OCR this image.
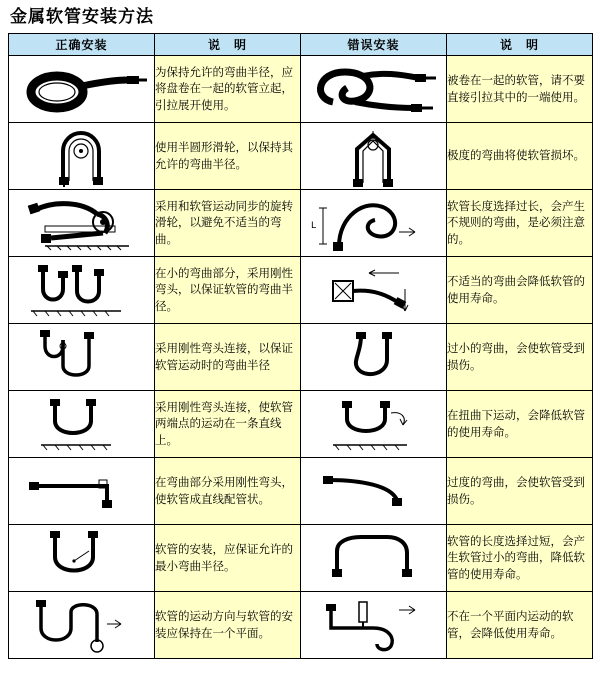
金属软管安装方法
正确安装	说　明	错误安装	说　明

	为保持允许的弯曲半径，应将盘卷在一起的软管立起，引拉展开使用。		被卷在一起的软管，请不要直接引拉其中的一端使用。

	使用半圆形滑轮，以保持其允许的弯曲半径。		极度的弯曲将使软管损坏。

	采用和软管运动同步的旋转滑轮，以避免不适当的弯曲。	L	软管长度选择过长，会产生不规则的弯曲，是必须注意的。

	在小的弯曲部分，采用刚性弯头，以保证软管的弯曲半径。		不适当的弯曲会降低软管的使用寿命。

	采用刚性弯头连接，以保证软管运动时的弯曲半径		过小的弯曲，会使软管受到损伤。

	采用刚性弯头连接，使软管两端点的运动在一条直线上。		在扭曲下运动，会降低软管的使用寿命。

	在弯曲部分采用刚性弯头，使软管成直线配管状。		过度的弯曲，会使软管受到损伤。

	软管的安装，应保证允许的最小弯曲半径。		软管的长度选择过短，会产生软管过小的弯曲，降低软管的使用寿命。

	软管的运动方向与软管的安装应保持在一个平面。		不在一个平面内运动的软管，会降低使用寿命。
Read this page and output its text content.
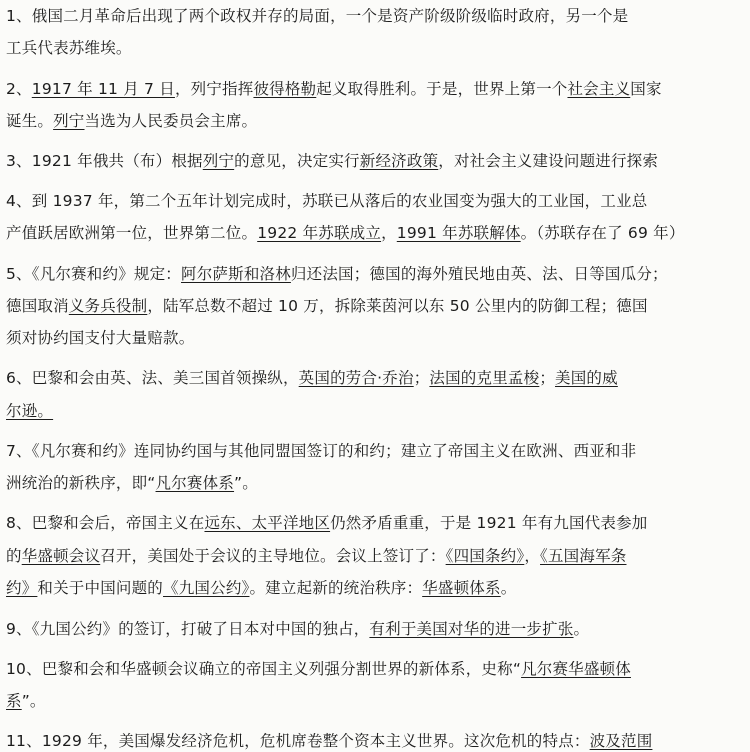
1、俄国二月革命后出现了两个政权并存的局面，一个是资产阶级阶级临时政府，另一个是
工兵代表苏维埃。
2、1917 年 11 月 7 日，列宁指挥彼得格勒起义取得胜利。于是，世界上第一个社会主义国家
诞生。列宁当选为人民委员会主席。
3、1921 年俄共（布）根据列宁的意见，决定实行新经济政策，对社会主义建设问题进行探索
4、到 1937 年，第二个五年计划完成时，苏联已从落后的农业国变为强大的工业国，工业总
产值跃居欧洲第一位，世界第二位。1922 年苏联成立，1991 年苏联解体。（苏联存在了 69 年）
5、《凡尔赛和约》规定：阿尔萨斯和洛林归还法国；德国的海外殖民地由英、法、日等国瓜分；
德国取消义务兵役制，陆军总数不超过 10 万，拆除莱茵河以东 50 公里内的防御工程；德国
须对协约国支付大量赔款。
6、巴黎和会由英、法、美三国首领操纵，英国的劳合·乔治；法国的克里孟梭；美国的威
尔逊。
7、《凡尔赛和约》连同协约国与其他同盟国签订的和约；建立了帝国主义在欧洲、西亚和非
洲统治的新秩序，即“凡尔赛体系”。
8、巴黎和会后，帝国主义在远东、太平洋地区仍然矛盾重重，于是 1921 年有九国代表参加
的华盛顿会议召开，美国处于会议的主导地位。会议上签订了：《四国条约》，《五国海军条
约》和关于中国问题的《九国公约》。建立起新的统治秩序：华盛顿体系。
9、《九国公约》的签订，打破了日本对中国的独占，有利于美国对华的进一步扩张。
10、巴黎和会和华盛顿会议确立的帝国主义列强分割世界的新体系，史称“凡尔赛华盛顿体
系”。
11、1929 年，美国爆发经济危机，危机席卷整个资本主义世界。这次危机的特点：波及范围
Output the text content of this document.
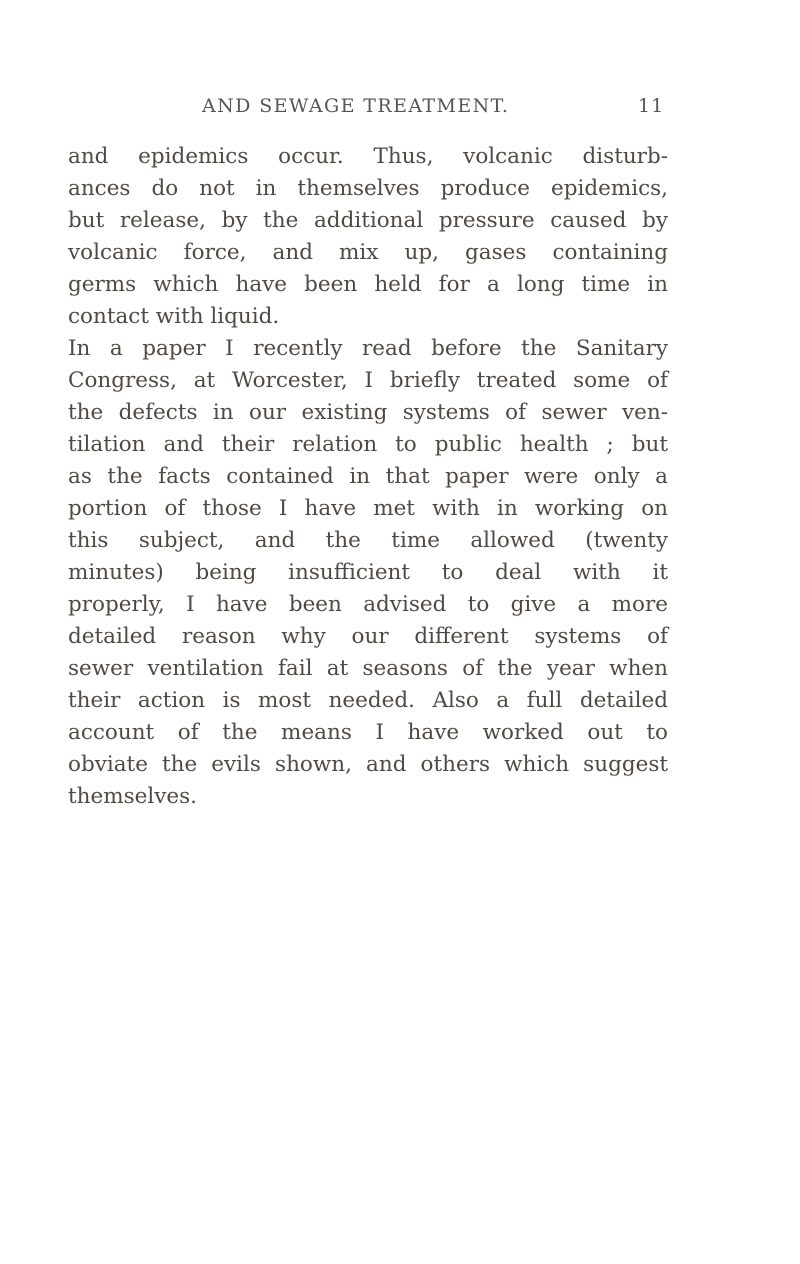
AND SEWAGE TREATMENT.	11
and epidemics occur. Thus, volcanic disturb-
ances do not in themselves produce epidemics,
but release, by the additional pressure caused by
volcanic force, and mix up, gases containing
germs which have been held for a long time in
contact with liquid.
In a paper I recently read before the Sanitary
Congress, at Worcester, I briefly treated some of
the defects in our existing systems of sewer ven-
tilation and their relation to public health ; but
as the facts contained in that paper were only a
portion of those I have met with in working on
this subject, and the time allowed (twenty
minutes) being insufficient to deal with it
properly, I have been advised to give a more
detailed reason why our different systems of
sewer ventilation fail at seasons of the year when
their action is most needed. Also a full detailed
account of the means I have worked out to
obviate the evils shown, and others which suggest
themselves.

....................

▶ [EXERCISE OBJECTIVE]: Locate the lines above that contain "which" and copy them.

▶ [EXERCISE ANSWER]:
germs which have been held for a long time in
obviate the evils shown, and others which suggest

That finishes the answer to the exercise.